## Task prompt
Output the data below in full, character for character.

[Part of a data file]
-- start --

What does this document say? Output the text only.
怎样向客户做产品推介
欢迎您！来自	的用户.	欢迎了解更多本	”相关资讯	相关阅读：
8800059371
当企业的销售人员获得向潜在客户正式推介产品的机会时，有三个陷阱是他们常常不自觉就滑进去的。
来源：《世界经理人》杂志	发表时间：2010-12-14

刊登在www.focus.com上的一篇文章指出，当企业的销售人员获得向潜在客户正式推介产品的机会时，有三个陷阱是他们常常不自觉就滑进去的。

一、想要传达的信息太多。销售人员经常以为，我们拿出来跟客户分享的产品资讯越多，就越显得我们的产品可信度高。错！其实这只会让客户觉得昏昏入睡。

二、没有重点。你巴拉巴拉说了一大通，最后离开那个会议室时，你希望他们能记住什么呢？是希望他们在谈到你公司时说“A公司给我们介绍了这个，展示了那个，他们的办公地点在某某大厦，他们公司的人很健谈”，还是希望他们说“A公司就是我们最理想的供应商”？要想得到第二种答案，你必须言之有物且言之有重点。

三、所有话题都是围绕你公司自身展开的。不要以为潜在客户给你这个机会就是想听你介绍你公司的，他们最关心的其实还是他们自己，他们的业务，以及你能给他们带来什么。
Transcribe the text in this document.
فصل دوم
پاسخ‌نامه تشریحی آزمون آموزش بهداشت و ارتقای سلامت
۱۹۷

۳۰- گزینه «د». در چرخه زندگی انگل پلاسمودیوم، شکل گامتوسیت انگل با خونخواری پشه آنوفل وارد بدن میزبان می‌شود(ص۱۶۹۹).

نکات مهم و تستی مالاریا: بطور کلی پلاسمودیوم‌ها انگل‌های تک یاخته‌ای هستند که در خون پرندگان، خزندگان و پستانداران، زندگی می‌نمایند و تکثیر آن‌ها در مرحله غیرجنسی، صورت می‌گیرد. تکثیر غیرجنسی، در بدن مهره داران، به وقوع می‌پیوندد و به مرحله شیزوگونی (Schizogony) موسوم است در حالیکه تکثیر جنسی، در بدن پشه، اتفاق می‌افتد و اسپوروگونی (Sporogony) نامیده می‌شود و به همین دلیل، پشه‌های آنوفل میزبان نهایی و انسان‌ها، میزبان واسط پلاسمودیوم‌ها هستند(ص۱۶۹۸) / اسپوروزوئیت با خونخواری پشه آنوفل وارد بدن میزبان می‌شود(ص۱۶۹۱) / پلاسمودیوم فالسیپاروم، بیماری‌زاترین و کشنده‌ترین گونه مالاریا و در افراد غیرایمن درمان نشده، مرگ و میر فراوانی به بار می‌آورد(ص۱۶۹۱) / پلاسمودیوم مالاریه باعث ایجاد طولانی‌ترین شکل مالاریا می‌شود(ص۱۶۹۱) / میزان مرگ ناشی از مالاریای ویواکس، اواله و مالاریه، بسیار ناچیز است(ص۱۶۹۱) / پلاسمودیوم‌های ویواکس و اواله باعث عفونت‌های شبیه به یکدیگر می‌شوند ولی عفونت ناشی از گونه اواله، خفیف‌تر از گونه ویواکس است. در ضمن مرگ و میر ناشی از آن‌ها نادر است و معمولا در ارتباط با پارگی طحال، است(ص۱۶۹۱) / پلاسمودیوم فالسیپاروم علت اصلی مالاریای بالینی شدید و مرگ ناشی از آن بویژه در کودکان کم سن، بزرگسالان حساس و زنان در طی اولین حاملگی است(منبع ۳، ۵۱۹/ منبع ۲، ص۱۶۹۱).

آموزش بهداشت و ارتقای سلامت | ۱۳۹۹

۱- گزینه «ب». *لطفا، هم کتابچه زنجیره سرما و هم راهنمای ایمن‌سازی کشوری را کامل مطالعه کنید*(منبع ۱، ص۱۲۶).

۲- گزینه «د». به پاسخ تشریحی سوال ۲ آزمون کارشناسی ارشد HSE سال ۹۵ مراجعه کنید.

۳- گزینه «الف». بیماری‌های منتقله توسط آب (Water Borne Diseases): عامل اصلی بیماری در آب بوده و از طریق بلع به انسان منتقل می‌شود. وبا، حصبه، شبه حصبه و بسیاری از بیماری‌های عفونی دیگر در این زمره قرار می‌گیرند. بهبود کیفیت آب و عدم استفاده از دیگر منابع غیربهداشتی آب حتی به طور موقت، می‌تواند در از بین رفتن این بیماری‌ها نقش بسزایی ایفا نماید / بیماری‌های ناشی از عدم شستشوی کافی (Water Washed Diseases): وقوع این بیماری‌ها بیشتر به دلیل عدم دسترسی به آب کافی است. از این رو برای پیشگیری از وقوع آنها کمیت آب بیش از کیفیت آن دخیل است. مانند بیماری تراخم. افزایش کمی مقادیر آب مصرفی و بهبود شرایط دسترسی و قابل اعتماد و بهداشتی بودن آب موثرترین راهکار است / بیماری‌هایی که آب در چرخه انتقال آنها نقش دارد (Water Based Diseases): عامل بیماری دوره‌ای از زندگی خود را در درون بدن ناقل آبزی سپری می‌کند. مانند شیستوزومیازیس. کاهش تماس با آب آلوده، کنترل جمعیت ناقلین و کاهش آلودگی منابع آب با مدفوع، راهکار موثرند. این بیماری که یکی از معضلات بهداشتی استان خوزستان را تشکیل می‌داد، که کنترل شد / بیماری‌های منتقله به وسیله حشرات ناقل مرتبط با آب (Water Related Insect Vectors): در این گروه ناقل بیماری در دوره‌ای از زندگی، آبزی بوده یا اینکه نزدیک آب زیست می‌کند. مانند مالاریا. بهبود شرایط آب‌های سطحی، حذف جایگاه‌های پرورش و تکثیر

-- end --

## Result for this task
What does this document say? Output the text only.
怎样向客户做产品推介
欢迎您！来自	的用户.	欢迎了解更多本	”相关资讯	相关阅读：
8800059371
当企业的销售人员获得向潜在客户正式推介产品的机会时，有三个陷阱是他们常常不自觉就滑进去的。
来源：《世界经理人》杂志	发表时间：2010-12-14

刊登在www.focus.com上的一篇文章指出，当企业的销售人员获得向潜在客户正式推介产品的机会时，有三个陷阱是他们常常不自觉就滑进去的。

一、想要传达的信息太多。销售人员经常以为，我们拿出来跟客户分享的产品资讯越多，就越显得我们的产品可信度高。错！其实这只会让客户觉得昏昏入睡。

二、没有重点。你巴拉巴拉说了一大通，最后离开那个会议室时，你希望他们能记住什么呢？是希望他们在谈到你公司时说“A公司给我们介绍了这个，展示了那个，他们的办公地点在某某大厦，他们公司的人很健谈”，还是希望他们说“A公司就是我们最理想的供应商”？要想得到第二种答案，你必须言之有物且言之有重点。

三、所有话题都是围绕你公司自身展开的。不要以为潜在客户给你这个机会就是想听你介绍你公司的，他们最关心的其实还是他们自己，他们的业务，以及你能给他们带来什么。
Transcribe the text in this document.
فصل دوم
پاسخ‌نامه تشریحی آزمون آموزش بهداشت و ارتقای سلامت
۱۹۷

۳۰- گزینه «د». در چرخه زندگی انگل پلاسمودیوم، شکل گامتوسیت انگل با خونخواری پشه آنوفل وارد بدن میزبان می‌شود(ص۱۶۹۹).

نکات مهم و تستی مالاریا: بطور کلی پلاسمودیوم‌ها انگل‌های تک یاخته‌ای هستند که در خون پرندگان، خزندگان و پستانداران، زندگی می‌نمایند و تکثیر آن‌ها در مرحله غیرجنسی، صورت می‌گیرد. تکثیر غیرجنسی، در بدن مهره داران، به وقوع می‌پیوندد و به مرحله شیزوگونی (Schizogony) موسوم است در حالیکه تکثیر جنسی، در بدن پشه، اتفاق می‌افتد و اسپوروگونی (Sporogony) نامیده می‌شود و به همین دلیل، پشه‌های آنوفل میزبان نهایی و انسان‌ها، میزبان واسط پلاسمودیوم‌ها هستند(ص۱۶۹۸) / اسپوروزوئیت با خونخواری پشه آنوفل وارد بدن میزبان می‌شود(ص۱۶۹۱) / پلاسمودیوم فالسیپاروم، بیماری‌زاترین و کشنده‌ترین گونه مالاریا و در افراد غیرایمن درمان نشده، مرگ و میر فراوانی به بار می‌آورد(ص۱۶۹۱) / پلاسمودیوم مالاریه باعث ایجاد طولانی‌ترین شکل مالاریا می‌شود(ص۱۶۹۱) / میزان مرگ ناشی از مالاریای ویواکس، اواله و مالاریه، بسیار ناچیز است(ص۱۶۹۱) / پلاسمودیوم‌های ویواکس و اواله باعث عفونت‌های شبیه به یکدیگر می‌شوند ولی عفونت ناشی از گونه اواله، خفیف‌تر از گونه ویواکس است. در ضمن مرگ و میر ناشی از آن‌ها نادر است و معمولا در ارتباط با پارگی طحال، است(ص۱۶۹۱) / پلاسمودیوم فالسیپاروم علت اصلی مالاریای بالینی شدید و مرگ ناشی از آن بویژه در کودکان کم سن، بزرگسالان حساس و زنان در طی اولین حاملگی است(منبع ۳، ۵۱۹/ منبع ۲، ص۱۶۹۱).

آموزش بهداشت و ارتقای سلامت | ۱۳۹۹

۱- گزینه «ب». *لطفا، هم کتابچه زنجیره سرما و هم راهنمای ایمن‌سازی کشوری را کامل مطالعه کنید*(منبع ۱، ص۱۲۶).

۲- گزینه «د». به پاسخ تشریحی سوال ۲ آزمون کارشناسی ارشد HSE سال ۹۵ مراجعه کنید.

۳- گزینه «الف». بیماری‌های منتقله توسط آب (Water Borne Diseases): عامل اصلی بیماری در آب بوده و از طریق بلع به انسان منتقل می‌شود. وبا، حصبه، شبه حصبه و بسیاری از بیماری‌های عفونی دیگر در این زمره قرار می‌گیرند. بهبود کیفیت آب و عدم استفاده از دیگر منابع غیربهداشتی آب حتی به طور موقت، می‌تواند در از بین رفتن این بیماری‌ها نقش بسزایی ایفا نماید / بیماری‌های ناشی از عدم شستشوی کافی (Water Washed Diseases): وقوع این بیماری‌ها بیشتر به دلیل عدم دسترسی به آب کافی است. از این رو برای پیشگیری از وقوع آنها کمیت آب بیش از کیفیت آن دخیل است. مانند بیماری تراخم. افزایش کمی مقادیر آب مصرفی و بهبود شرایط دسترسی و قابل اعتماد و بهداشتی بودن آب موثرترین راهکار است / بیماری‌هایی که آب در چرخه انتقال آنها نقش دارد (Water Based Diseases): عامل بیماری دوره‌ای از زندگی خود را در درون بدن ناقل آبزی سپری می‌کند. مانند شیستوزومیازیس. کاهش تماس با آب آلوده، کنترل جمعیت ناقلین و کاهش آلودگی منابع آب با مدفوع، راهکار موثرند. این بیماری که یکی از معضلات بهداشتی استان خوزستان را تشکیل می‌داد، که کنترل شد / بیماری‌های منتقله به وسیله حشرات ناقل مرتبط با آب (Water Related Insect Vectors): در این گروه ناقل بیماری در دوره‌ای از زندگی، آبزی بوده یا اینکه نزدیک آب زیست می‌کند. مانند مالاریا. بهبود شرایط آب‌های سطحی، حذف جایگاه‌های پرورش و تکثیر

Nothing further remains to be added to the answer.